_WORK REQUIRED_
Below is a listing. Gather each line of it that contains "subtitle".

--- START DATA SUPPLIED ---

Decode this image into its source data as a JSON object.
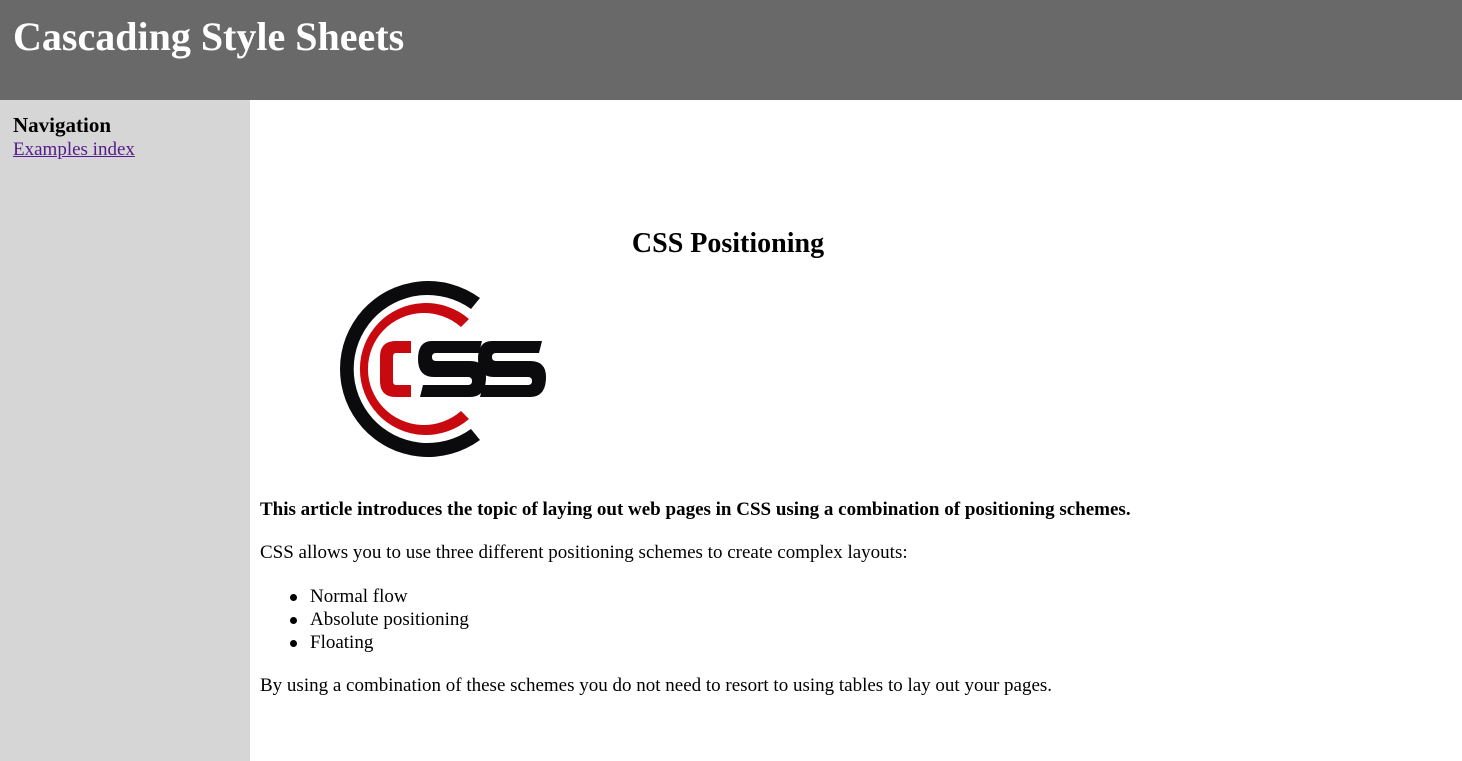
{
  "header": {
    "title": "Cascading Style Sheets"
  },
  "sidebar": {
    "heading": "Navigation",
    "link": "Examples index"
  },
  "main": {
    "title": "CSS Positioning",
    "logo": {
      "text": "CSS",
      "icon": "css-logo-icon",
      "colors": {
        "dark": "#0b0b0d",
        "red": "#c8090f"
      }
    },
    "intro": "This article introduces the topic of laying out web pages in CSS using a combination of positioning schemes.",
    "paragraph1": "CSS allows you to use three different positioning schemes to create complex layouts:",
    "list": [
      "Normal flow",
      "Absolute positioning",
      "Floating"
    ],
    "paragraph2": "By using a combination of these schemes you do not need to resort to using tables to lay out your pages."
  },
  "colors": {
    "header_bg": "#696969",
    "sidebar_bg": "#d6d6d6",
    "link": "#551a8b"
  }
}
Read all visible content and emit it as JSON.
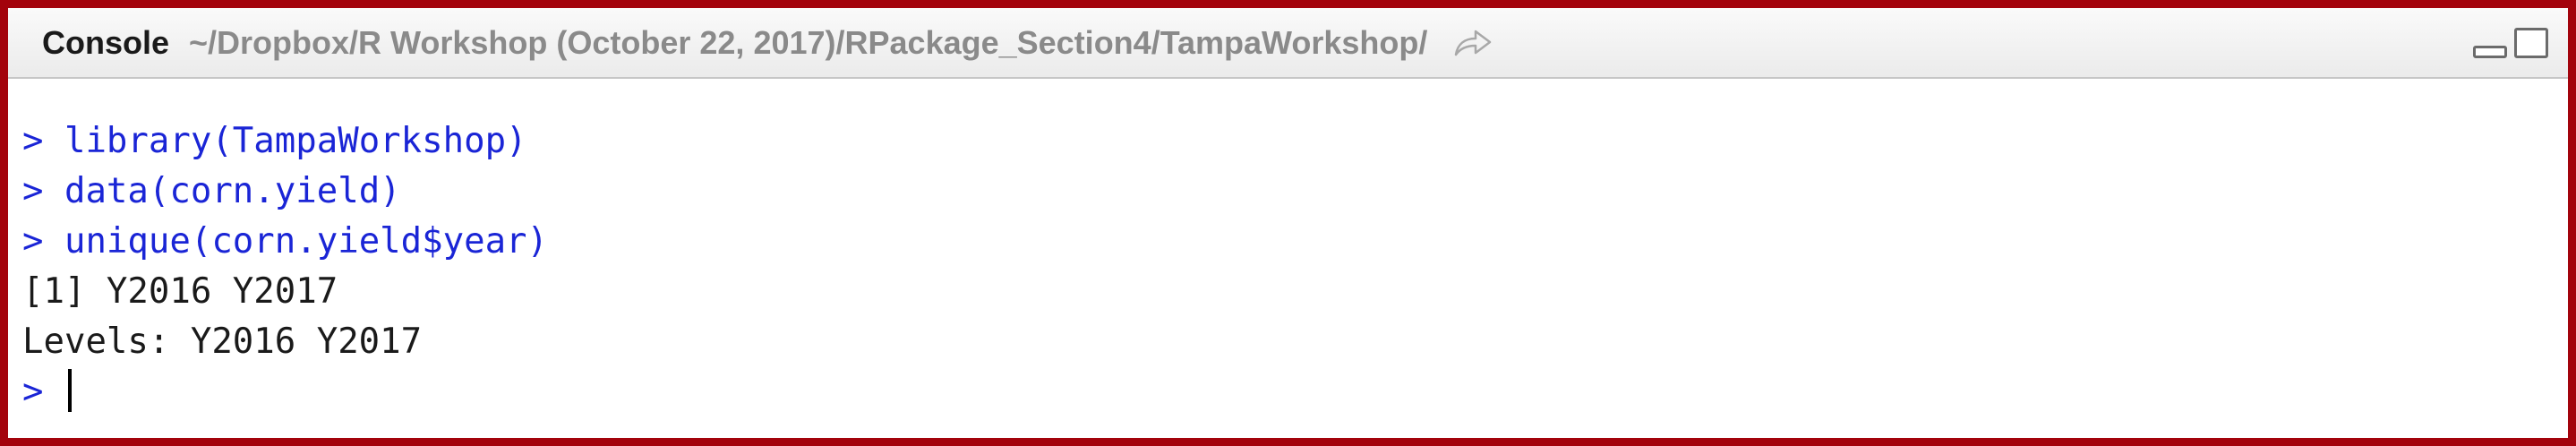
{
  "pane": {
    "title": "Console",
    "path": "~/Dropbox/R Workshop (October 22, 2017)/RPackage_Section4/TampaWorkshop/",
    "goto_icon": "arrow-share-icon",
    "window_controls": [
      "minimize-icon",
      "maximize-icon"
    ]
  },
  "console": {
    "lines": [
      {
        "type": "input",
        "prompt": ">",
        "text": "library(TampaWorkshop)"
      },
      {
        "type": "input",
        "prompt": ">",
        "text": "data(corn.yield)"
      },
      {
        "type": "input",
        "prompt": ">",
        "text": "unique(corn.yield$year)"
      },
      {
        "type": "output",
        "text": "[1] Y2016 Y2017"
      },
      {
        "type": "output",
        "text": "Levels: Y2016 Y2017"
      }
    ],
    "current_prompt": ">"
  },
  "colors": {
    "frame_border": "#a3030c",
    "command_text": "#1a25d6",
    "output_text": "#1a1a1a",
    "path_text": "#8a8a8a"
  }
}
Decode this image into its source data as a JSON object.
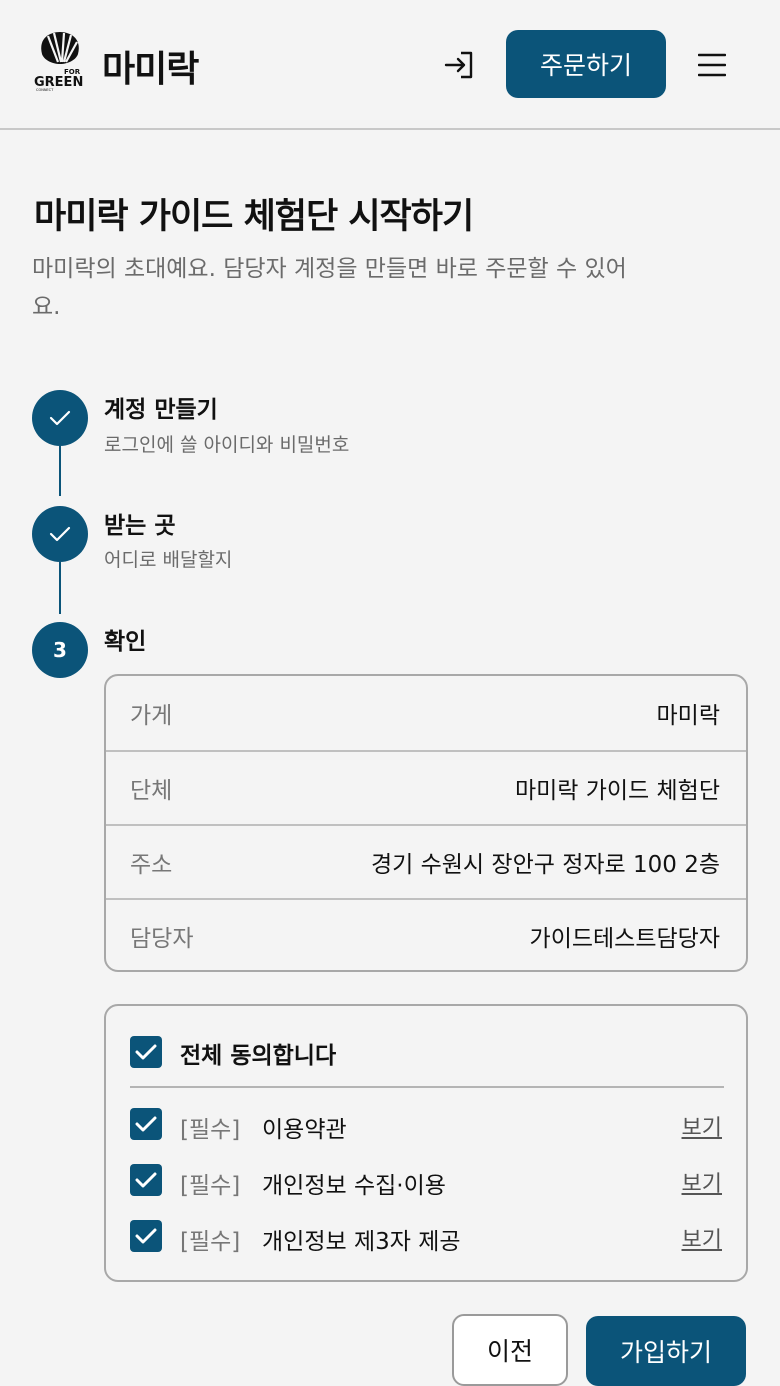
{
  "header": {
    "logo_text": [
      "FOR",
      "GREEN",
      "CONNECT"
    ],
    "brand": "마미락",
    "login_icon": "login-icon",
    "order_label": "주문하기",
    "menu_icon": "hamburger-menu-icon"
  },
  "page": {
    "title": "마미락 가이드 체험단 시작하기",
    "description": "마미락의 초대예요. 담당자 계정을 만들면 바로 주문할 수 있어요."
  },
  "steps": [
    {
      "state": "done",
      "title": "계정 만들기",
      "subtitle": "로그인에 쓸 아이디와 비밀번호"
    },
    {
      "state": "done",
      "title": "받는 곳",
      "subtitle": "어디로 배달할지"
    },
    {
      "state": "current",
      "number": "3",
      "title": "확인"
    }
  ],
  "summary": [
    {
      "label": "가게",
      "value": "마미락"
    },
    {
      "label": "단체",
      "value": "마미락 가이드 체험단"
    },
    {
      "label": "주소",
      "value": "경기 수원시 장안구 정자로 100 2층"
    },
    {
      "label": "담당자",
      "value": "가이드테스트담당자"
    }
  ],
  "agreement": {
    "all_label": "전체 동의합니다",
    "all_checked": true,
    "terms": [
      {
        "tag": "[필수]",
        "label": "이용약관",
        "view": "보기",
        "checked": true
      },
      {
        "tag": "[필수]",
        "label": "개인정보 수집·이용",
        "view": "보기",
        "checked": true
      },
      {
        "tag": "[필수]",
        "label": "개인정보 제3자 제공",
        "view": "보기",
        "checked": true
      }
    ]
  },
  "footer": {
    "prev_label": "이전",
    "signup_label": "가입하기"
  },
  "colors": {
    "accent": "#0b5479",
    "background": "#f4f4f4",
    "muted_text": "#6b6b6b"
  }
}
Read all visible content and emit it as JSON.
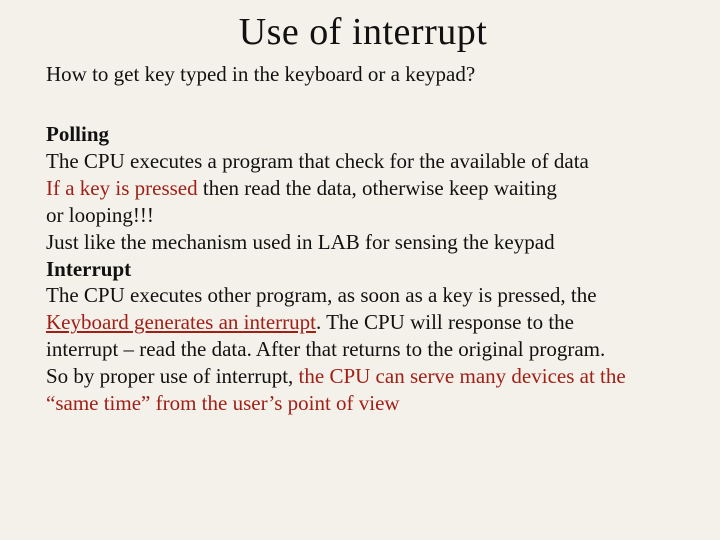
{
  "title": "Use of interrupt",
  "intro": "How to get key typed in the keyboard or a keypad?",
  "polling_head": "Polling",
  "polling_l1": "The CPU executes a program that check for the available of data",
  "polling_l2a": "If a key is pressed",
  "polling_l2b": " then read the data, otherwise keep waiting",
  "polling_l3": "or looping!!!",
  "polling_l4": "Just like the mechanism used in LAB for sensing the keypad",
  "interrupt_head": "Interrupt",
  "interrupt_l1": "The CPU executes other program, as soon as a key is pressed, the",
  "interrupt_l2a": "Keyboard generates an interrupt",
  "interrupt_l2b": ". The CPU will response to the",
  "interrupt_l3": "interrupt – read the data. After that returns to the original program.",
  "interrupt_l4a": "So by proper use of interrupt, ",
  "interrupt_l4b": "the CPU can serve many devices at the",
  "interrupt_l5": "“same time” from the user’s point of view"
}
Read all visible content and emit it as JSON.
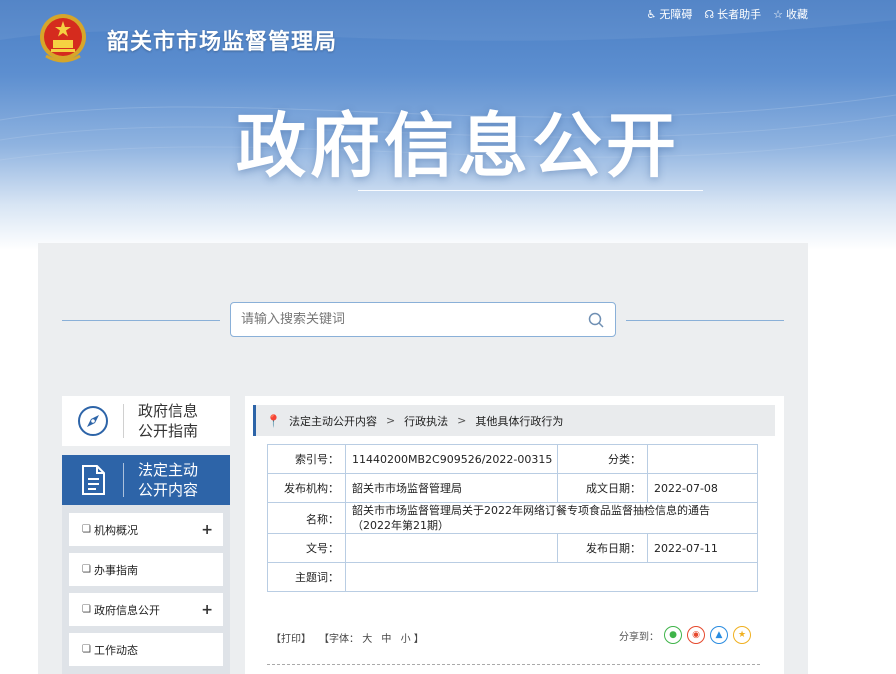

--- END DATA SUPPLIED ---

_THE OUTPUT_
      "subtitle": "로그인에 쓸 아이디와 비밀번호"
      "subtitle": "어디로 배달할지"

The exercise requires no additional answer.